### Exercise prompt
Provide the number of lines where the word "screenshot" occurs, and no other text.

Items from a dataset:
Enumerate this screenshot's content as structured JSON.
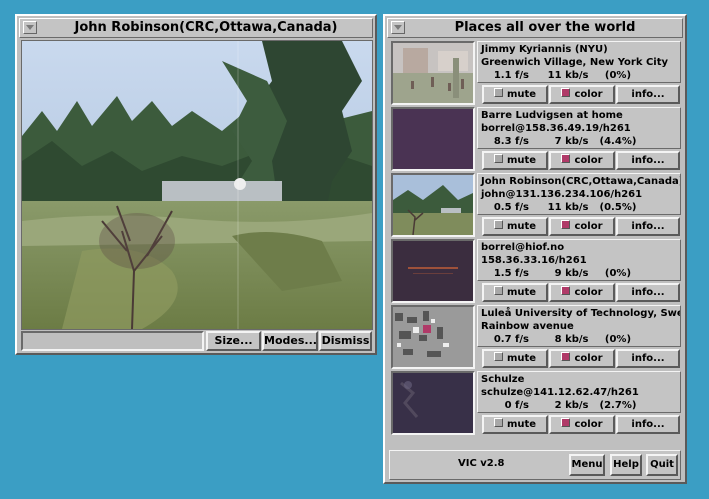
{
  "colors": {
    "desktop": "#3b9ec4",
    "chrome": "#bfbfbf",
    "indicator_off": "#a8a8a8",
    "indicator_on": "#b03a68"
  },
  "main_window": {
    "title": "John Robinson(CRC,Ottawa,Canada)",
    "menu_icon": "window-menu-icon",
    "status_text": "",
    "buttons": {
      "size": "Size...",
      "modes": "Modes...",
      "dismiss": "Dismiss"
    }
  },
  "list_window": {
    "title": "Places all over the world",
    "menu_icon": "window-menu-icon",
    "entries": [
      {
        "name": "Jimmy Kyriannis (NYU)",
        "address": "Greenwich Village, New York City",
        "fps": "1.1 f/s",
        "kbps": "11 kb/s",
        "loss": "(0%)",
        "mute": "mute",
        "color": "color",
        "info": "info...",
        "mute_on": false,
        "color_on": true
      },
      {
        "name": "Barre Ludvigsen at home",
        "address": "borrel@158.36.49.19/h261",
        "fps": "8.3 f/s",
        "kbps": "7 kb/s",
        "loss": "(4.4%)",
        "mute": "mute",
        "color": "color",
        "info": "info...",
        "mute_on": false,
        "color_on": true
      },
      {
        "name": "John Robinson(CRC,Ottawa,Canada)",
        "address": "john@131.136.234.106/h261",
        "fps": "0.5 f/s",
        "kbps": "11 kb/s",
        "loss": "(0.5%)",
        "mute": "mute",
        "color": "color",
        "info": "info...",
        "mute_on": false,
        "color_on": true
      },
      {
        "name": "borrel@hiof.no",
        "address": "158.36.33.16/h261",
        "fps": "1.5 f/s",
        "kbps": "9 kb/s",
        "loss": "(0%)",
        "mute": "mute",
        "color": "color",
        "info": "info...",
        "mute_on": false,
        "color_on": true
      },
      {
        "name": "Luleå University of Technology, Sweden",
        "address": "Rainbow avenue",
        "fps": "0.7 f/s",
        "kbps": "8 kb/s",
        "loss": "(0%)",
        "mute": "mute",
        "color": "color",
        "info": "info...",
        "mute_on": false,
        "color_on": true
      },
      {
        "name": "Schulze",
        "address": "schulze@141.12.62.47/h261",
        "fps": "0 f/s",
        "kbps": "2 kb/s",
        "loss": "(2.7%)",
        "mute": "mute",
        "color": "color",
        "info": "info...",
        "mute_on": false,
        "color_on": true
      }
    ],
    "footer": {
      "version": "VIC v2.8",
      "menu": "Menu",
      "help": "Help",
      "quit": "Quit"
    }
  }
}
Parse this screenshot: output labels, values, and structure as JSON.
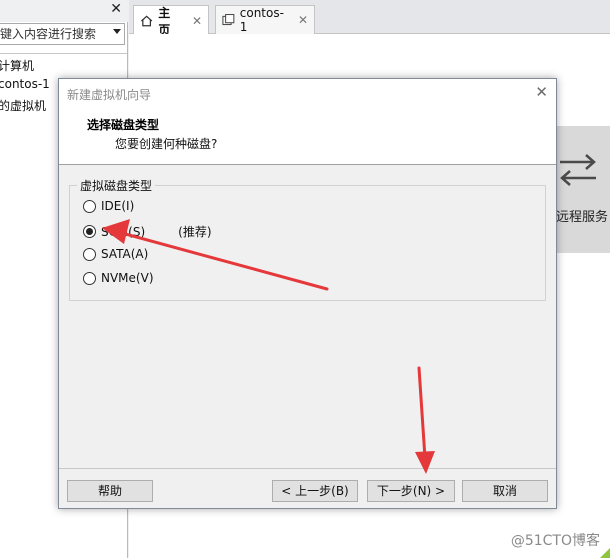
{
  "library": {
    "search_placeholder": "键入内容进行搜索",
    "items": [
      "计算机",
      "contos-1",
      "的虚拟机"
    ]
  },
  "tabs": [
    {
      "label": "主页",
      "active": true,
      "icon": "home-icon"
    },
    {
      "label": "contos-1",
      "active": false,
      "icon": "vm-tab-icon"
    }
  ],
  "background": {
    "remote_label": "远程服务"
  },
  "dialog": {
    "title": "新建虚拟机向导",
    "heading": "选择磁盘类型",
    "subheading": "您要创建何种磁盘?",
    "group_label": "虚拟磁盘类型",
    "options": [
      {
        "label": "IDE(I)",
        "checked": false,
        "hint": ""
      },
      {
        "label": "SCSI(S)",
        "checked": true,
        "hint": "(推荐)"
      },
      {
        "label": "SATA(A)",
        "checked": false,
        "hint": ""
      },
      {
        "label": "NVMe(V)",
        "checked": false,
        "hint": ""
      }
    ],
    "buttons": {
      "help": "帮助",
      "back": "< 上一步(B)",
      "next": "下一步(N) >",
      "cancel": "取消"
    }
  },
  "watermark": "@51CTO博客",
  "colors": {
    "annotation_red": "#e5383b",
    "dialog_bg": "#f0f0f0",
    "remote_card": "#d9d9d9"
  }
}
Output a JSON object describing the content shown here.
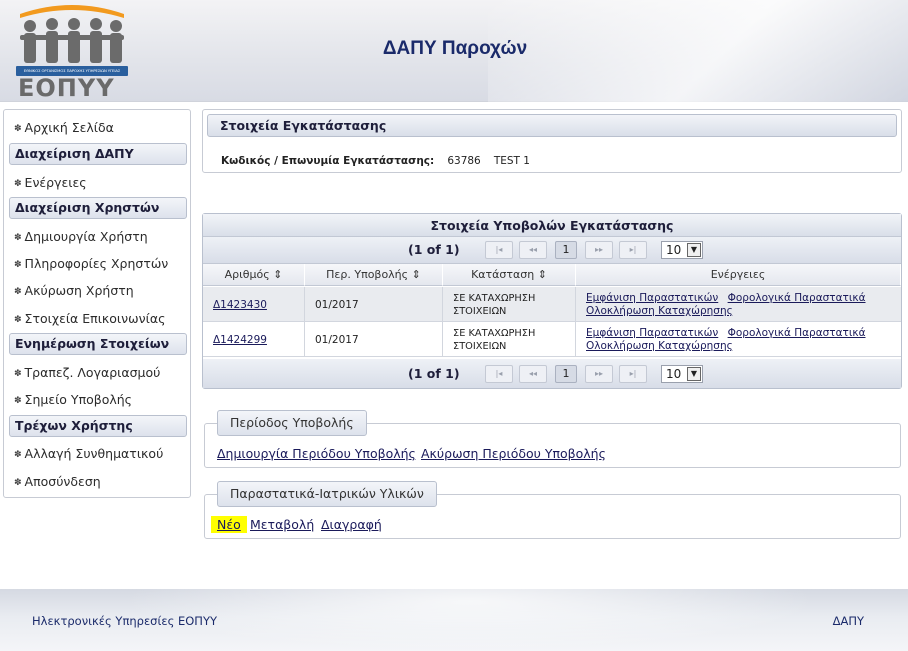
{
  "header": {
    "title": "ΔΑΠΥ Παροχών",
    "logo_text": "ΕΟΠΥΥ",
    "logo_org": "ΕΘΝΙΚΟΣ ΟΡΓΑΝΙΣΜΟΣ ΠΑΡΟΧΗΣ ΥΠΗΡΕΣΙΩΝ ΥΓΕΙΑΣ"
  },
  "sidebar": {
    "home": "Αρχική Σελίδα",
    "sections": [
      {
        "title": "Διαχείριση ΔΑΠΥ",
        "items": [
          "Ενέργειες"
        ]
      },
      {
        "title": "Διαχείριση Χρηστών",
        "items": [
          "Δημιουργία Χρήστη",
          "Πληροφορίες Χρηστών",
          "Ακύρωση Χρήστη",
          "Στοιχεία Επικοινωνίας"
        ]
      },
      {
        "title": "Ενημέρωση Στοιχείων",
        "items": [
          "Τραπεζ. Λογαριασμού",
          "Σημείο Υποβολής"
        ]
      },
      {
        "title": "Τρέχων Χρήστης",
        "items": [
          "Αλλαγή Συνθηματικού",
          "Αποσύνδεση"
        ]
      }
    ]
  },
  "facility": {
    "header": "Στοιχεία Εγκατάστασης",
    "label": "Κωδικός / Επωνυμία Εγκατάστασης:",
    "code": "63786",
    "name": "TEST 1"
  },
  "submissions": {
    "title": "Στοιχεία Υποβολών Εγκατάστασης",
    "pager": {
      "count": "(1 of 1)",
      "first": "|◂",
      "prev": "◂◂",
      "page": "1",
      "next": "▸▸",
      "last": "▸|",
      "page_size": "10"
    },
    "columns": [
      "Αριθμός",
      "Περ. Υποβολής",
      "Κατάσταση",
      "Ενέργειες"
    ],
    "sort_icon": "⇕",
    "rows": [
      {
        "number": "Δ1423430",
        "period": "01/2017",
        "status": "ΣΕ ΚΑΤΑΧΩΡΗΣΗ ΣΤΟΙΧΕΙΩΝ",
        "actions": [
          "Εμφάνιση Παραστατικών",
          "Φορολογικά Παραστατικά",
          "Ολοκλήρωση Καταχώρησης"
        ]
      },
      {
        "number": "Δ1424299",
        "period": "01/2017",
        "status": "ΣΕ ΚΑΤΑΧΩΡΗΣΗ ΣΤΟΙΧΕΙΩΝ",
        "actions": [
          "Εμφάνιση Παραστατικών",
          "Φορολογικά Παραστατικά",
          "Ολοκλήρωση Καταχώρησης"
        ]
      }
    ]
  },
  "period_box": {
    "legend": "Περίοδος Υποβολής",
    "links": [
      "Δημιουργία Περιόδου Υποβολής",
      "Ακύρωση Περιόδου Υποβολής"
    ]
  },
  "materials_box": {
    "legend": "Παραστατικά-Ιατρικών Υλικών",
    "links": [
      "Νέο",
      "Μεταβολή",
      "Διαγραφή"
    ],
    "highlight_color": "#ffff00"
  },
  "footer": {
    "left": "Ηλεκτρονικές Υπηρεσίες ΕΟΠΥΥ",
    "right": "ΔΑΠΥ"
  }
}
...
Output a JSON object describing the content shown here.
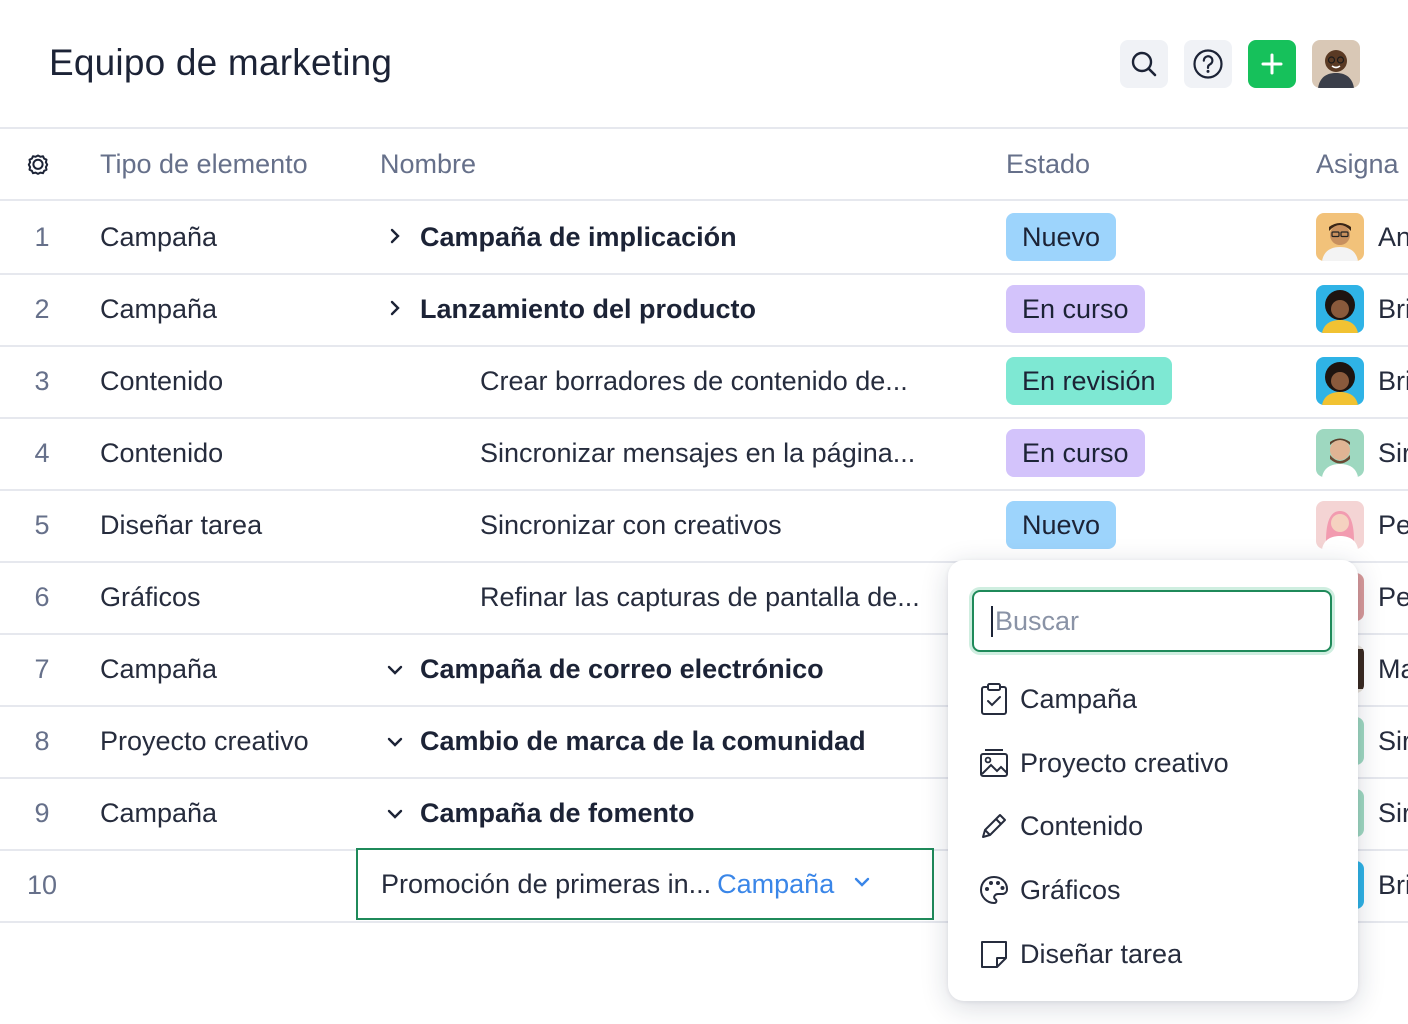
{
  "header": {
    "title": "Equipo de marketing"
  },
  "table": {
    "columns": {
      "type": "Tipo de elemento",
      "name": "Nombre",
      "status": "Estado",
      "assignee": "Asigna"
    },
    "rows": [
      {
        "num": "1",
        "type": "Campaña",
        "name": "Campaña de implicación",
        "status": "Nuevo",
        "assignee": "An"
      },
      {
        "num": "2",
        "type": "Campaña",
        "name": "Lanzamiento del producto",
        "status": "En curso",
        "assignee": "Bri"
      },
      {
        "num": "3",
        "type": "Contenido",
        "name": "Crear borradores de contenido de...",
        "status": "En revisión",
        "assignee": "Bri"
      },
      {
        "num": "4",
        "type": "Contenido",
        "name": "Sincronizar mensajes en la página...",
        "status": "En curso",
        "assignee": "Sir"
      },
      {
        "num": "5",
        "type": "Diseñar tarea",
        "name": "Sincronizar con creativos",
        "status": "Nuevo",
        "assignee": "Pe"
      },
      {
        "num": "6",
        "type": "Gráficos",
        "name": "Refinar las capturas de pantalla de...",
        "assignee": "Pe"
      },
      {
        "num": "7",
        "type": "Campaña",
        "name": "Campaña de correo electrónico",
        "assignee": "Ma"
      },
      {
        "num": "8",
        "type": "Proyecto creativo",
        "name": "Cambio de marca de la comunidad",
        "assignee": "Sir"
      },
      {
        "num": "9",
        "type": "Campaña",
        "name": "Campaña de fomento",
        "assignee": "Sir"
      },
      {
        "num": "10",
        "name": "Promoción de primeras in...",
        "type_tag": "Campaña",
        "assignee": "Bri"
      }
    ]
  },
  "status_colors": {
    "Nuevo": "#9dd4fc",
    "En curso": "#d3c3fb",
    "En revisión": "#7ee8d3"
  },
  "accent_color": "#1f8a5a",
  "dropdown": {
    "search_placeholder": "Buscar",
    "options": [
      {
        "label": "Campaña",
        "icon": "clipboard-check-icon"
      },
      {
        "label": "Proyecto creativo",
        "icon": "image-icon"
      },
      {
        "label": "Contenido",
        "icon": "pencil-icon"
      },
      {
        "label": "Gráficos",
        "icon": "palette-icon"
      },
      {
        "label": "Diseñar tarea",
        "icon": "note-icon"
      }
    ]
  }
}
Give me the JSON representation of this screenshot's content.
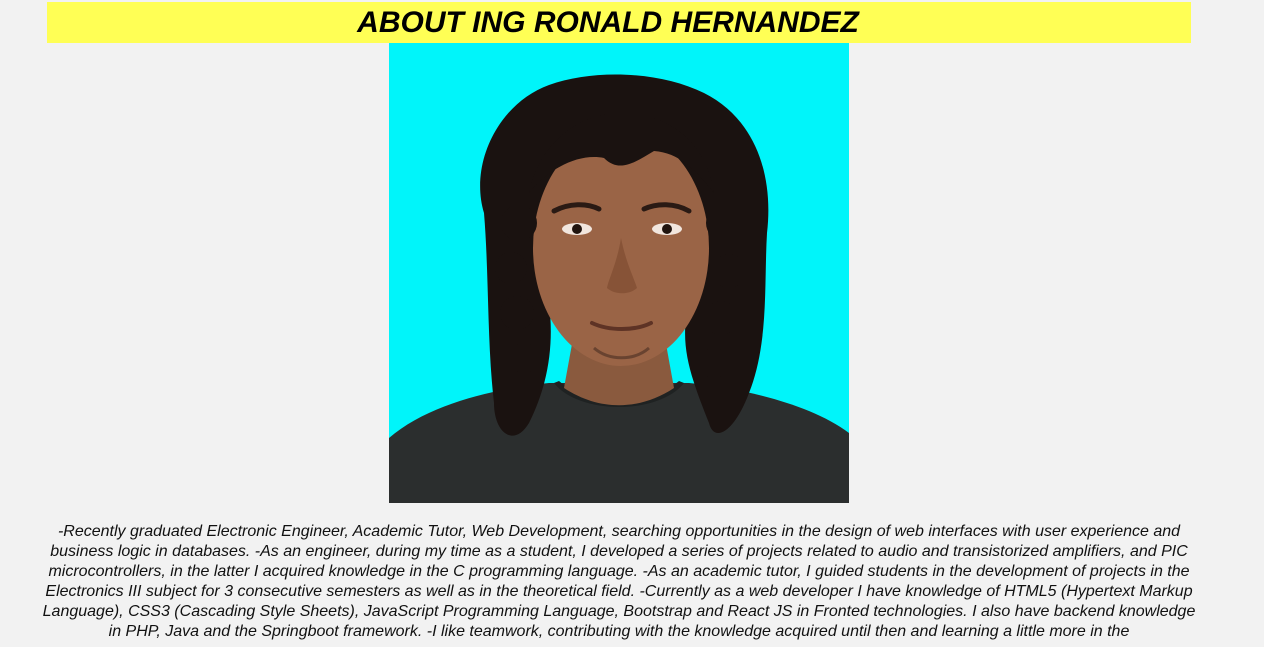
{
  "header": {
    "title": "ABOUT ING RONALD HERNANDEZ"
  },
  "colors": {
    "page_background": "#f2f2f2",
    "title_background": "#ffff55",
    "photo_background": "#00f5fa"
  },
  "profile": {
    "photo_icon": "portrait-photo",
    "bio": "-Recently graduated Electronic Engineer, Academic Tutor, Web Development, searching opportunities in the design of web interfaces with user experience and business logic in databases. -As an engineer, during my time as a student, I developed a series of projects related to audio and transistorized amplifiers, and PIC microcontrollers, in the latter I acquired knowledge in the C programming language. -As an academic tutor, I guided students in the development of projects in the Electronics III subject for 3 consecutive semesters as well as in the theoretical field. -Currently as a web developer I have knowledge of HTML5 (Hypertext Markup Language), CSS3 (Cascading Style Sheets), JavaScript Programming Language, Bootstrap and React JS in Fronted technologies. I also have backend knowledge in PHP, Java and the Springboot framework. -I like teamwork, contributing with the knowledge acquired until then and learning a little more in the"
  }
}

### Worked answer
3